SUPPLIED PASSAGE -
----

I must admit I am surprised they replaced it. And impressed! I think they are opening the door to a potentially large headache but hopefully people wont take advantage of this.

I will add that a Recon 1 is lined up for my next purchase... the only problem is I cant decide between the clip or spear point. :p
 
Well, to be fair, it took more than a light finger press to get a failure.

[video=youtube;1jffqjjm-q0]https://www.youtube.com/watch?v=1jffqjjm-q0[/video]

So, for every thread that mentions Cold steel or ZT or "hard use" or knives, we are going to do this argument again?
 
Every manufacturer, of knives or any other product, have the occasional defect or failure. It happens. Those that stand by their products, like Cold Steel and KAI Industries USA, are the good ones.

For myself, if I were inclined to baton with a folder, I'd have waited for the BD1 Voyagers. According to Cold Steel's representative on the board that stuff is even tougher than AUS8 at the hardness they're using. XHP is a pretty tough steel though.

I'm not a hard user of knives. From my perspective each one cost me too much (even a $16 Tuff Lite) to do more than cut stuff with so I won't be abusing mine.
 
If you guys are part of some of the FB groups, y'all might have seen this. I didn't intentionally break this knife. I was just thumping on it for fun since I figured if a folder can take this kind of abuse, it'll be a Cold Steel, but it broke way earlier than I had thought. You can tell how much wood got through in the picture. The board the blade is laying on is the block of wood that I was trying to baton through. I did grind down the serrations and the wood is pine. The mallet is made of plywood and pine. When the blade broke, the spine was parallel to the ground. Triad Lock is awesome without a doubt. It's a very well designed lock, but the blade I'm not so sure. I've heard people being able to baton with triad lock knives and they make it out so I wanted to see for myself. I was a little disappointed, but Cold Steel did replace my knife which is awesome. Now, I'm completely aware that this is knife abuse. I know that you don't baton folders. I'm not saying that it's the knife's fault for break, but I am saying that I expected better.

----

RECORDED INFORMATION -
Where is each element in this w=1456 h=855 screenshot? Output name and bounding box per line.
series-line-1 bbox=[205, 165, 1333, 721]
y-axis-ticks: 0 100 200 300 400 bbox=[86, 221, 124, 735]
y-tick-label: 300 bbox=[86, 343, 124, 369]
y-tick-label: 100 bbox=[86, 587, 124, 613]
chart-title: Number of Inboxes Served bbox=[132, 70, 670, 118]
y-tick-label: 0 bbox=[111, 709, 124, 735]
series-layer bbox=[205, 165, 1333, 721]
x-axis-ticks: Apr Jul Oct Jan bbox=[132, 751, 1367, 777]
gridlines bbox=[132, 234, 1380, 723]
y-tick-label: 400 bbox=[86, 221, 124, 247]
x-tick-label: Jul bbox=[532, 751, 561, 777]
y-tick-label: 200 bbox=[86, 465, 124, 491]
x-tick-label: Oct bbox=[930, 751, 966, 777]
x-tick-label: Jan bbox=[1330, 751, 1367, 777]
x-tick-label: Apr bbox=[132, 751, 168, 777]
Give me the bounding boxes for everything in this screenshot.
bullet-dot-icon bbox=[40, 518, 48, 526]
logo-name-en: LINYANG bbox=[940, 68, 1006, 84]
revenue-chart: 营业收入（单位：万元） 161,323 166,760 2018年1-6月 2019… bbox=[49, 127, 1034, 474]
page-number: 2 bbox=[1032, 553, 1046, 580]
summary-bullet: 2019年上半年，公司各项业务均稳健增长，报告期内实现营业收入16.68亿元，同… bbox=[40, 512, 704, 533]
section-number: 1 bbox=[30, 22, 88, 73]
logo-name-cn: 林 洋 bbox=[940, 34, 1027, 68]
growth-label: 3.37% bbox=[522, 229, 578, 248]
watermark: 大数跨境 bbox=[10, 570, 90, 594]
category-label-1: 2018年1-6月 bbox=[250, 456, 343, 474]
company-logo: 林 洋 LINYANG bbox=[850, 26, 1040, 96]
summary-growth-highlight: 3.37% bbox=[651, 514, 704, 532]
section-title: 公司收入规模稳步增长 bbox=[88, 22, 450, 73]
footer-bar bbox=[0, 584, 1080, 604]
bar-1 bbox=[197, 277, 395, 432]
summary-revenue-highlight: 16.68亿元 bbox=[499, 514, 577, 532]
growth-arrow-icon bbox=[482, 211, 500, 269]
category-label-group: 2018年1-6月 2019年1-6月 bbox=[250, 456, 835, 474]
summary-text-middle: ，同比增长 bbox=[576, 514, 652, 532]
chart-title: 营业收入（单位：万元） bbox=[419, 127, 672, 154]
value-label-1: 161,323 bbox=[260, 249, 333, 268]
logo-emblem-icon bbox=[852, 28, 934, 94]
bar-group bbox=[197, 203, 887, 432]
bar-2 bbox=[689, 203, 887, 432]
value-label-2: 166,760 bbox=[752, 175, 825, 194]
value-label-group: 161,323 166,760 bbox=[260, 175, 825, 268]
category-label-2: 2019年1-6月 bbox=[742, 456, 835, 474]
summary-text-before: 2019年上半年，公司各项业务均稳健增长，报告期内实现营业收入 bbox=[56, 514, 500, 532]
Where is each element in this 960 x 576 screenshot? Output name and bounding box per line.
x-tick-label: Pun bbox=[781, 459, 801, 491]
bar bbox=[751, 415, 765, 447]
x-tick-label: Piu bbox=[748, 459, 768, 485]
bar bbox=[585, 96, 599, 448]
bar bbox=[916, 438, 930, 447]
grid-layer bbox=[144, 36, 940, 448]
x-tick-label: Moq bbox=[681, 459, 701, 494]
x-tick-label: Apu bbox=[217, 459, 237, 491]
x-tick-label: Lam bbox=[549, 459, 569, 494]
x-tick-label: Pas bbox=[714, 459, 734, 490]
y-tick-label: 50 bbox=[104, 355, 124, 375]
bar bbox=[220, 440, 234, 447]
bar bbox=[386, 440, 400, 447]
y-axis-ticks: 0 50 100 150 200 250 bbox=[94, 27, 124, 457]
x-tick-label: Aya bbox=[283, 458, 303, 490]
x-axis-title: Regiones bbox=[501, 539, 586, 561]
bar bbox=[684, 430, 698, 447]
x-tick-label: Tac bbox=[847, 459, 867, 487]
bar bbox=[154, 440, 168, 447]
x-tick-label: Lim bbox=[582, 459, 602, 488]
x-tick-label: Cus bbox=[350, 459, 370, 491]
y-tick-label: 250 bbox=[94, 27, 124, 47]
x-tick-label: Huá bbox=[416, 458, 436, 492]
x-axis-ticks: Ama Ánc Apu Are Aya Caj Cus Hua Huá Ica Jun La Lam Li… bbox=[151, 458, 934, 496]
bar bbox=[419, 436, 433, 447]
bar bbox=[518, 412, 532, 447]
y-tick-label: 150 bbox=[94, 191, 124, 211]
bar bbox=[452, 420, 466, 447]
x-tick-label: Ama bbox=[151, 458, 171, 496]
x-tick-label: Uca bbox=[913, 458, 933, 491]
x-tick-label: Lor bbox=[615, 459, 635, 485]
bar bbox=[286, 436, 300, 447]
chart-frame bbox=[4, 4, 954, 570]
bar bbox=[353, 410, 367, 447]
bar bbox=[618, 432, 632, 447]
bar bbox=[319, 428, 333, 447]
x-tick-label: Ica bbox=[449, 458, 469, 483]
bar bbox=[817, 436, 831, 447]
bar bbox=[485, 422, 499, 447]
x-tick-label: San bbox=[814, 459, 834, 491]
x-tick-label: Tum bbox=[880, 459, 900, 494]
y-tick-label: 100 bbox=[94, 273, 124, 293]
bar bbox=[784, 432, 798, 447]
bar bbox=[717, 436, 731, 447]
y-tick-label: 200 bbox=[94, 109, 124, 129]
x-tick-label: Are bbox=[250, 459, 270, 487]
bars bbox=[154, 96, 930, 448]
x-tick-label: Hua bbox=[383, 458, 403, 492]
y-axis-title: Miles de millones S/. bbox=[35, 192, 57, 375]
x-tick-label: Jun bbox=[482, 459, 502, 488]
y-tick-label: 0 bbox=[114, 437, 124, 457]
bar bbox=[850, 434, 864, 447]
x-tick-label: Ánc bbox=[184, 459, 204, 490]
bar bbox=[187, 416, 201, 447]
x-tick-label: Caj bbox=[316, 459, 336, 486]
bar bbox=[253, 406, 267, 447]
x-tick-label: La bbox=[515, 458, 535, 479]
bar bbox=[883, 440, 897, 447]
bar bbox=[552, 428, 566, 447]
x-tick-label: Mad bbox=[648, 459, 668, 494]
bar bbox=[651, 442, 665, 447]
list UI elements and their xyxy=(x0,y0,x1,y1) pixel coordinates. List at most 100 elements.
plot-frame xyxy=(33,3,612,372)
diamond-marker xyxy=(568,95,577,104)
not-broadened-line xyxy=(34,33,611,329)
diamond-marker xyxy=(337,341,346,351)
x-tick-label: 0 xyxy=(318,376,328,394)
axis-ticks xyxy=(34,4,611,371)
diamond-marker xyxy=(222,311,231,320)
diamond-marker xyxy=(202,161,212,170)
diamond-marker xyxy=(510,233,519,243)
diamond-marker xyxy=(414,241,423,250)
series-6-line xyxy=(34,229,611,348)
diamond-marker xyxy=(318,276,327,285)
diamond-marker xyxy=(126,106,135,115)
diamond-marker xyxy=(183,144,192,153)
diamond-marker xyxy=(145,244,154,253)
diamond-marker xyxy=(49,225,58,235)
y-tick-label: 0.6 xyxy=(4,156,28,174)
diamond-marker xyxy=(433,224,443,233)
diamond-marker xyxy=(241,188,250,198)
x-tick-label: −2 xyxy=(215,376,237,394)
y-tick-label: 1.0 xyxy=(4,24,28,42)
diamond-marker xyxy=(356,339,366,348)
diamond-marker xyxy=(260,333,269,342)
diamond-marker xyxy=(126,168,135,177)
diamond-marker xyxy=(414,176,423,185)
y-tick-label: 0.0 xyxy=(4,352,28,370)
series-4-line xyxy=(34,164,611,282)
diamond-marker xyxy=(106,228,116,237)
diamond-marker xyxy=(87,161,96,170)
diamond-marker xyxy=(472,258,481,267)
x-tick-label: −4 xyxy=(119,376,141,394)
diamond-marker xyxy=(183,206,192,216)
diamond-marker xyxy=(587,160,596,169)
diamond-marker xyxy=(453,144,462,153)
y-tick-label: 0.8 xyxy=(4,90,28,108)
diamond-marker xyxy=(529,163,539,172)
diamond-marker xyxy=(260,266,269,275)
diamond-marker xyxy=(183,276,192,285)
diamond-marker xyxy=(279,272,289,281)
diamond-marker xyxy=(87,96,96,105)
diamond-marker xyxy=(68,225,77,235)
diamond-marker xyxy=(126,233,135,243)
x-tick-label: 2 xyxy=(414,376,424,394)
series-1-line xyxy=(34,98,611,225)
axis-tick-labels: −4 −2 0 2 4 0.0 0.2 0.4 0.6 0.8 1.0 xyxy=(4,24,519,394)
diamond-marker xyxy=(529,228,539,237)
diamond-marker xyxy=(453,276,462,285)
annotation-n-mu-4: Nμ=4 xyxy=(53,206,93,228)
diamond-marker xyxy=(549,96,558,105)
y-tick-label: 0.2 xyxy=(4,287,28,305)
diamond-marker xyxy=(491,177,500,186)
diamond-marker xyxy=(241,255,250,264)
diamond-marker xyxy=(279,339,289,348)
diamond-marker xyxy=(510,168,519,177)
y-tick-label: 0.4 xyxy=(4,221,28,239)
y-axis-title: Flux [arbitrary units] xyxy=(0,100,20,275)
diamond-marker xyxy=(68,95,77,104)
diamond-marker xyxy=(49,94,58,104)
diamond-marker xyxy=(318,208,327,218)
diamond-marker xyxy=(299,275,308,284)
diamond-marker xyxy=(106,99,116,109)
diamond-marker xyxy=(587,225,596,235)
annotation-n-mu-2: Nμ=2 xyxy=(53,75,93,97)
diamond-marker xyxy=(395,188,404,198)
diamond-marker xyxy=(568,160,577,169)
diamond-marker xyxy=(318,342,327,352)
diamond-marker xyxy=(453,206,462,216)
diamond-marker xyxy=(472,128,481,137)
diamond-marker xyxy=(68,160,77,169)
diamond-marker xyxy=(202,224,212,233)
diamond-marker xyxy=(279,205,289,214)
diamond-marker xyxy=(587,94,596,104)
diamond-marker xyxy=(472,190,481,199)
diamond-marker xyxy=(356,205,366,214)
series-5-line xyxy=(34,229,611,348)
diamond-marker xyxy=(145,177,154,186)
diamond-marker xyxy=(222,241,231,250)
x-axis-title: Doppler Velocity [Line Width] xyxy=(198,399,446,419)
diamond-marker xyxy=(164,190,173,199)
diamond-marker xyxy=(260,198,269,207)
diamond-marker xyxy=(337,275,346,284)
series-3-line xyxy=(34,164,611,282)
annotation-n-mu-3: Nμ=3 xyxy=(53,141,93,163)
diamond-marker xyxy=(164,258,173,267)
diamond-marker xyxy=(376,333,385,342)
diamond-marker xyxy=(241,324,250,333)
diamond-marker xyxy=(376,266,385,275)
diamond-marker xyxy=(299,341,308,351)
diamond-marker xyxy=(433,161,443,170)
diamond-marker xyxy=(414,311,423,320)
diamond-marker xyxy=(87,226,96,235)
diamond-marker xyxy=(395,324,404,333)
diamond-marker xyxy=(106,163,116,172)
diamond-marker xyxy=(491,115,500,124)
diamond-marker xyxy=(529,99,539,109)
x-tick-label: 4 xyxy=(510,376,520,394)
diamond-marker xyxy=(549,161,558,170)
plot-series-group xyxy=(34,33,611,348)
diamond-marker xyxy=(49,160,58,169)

----

EXERCISE BRIEF -
Continue the forum discussion about the broken Cold Steel folding knife from the point where it ends.

TASK RESULT -
Untitled by Hairlesstwinkie, on Flickr

THAT is your baton? When you're not batoning folders with it, are you using it to battle Loki for control of Asgard?

I wonder if he carved that "baton" with his Recon 1 before using it to destroy it?

Cold Steel- Strong enough and sharp enough to carve Mjolnir out of enchanted wood! Just don't expect it to stand up to the Mighty Hammer of Thor!

After all, it was Mjolnir and not the wood that he was batoning through that snapped that blade. I still plan on buying an American Lawman, of course I won't be using any mythological weapons to pound it through treated wood. Damn, the Tri-Ad really is a strong lock!
 
It's the blade that failed, not the lock, so the fact that it's a folder is irrelevant. The question is, "Should I expect a hollow-ground blade that's a little over an eighth-of-an-inch thick to split treated lumber?"

Personally, I wouldn't expect that of most fixed-blades with similar dimensions, regardless of the grind. When I use a slender fixed-blade with a baton, I limit myself to wood that's only 1-2" in diameter. I'm also careful to select wood that's relatively easy to split and void of big knots.

That's my take on the matter. Having said all of this, I'd still be interested in seeing how an AUS-8A Recon 1 would perform on the same piece of wood, just for curiosity's sake.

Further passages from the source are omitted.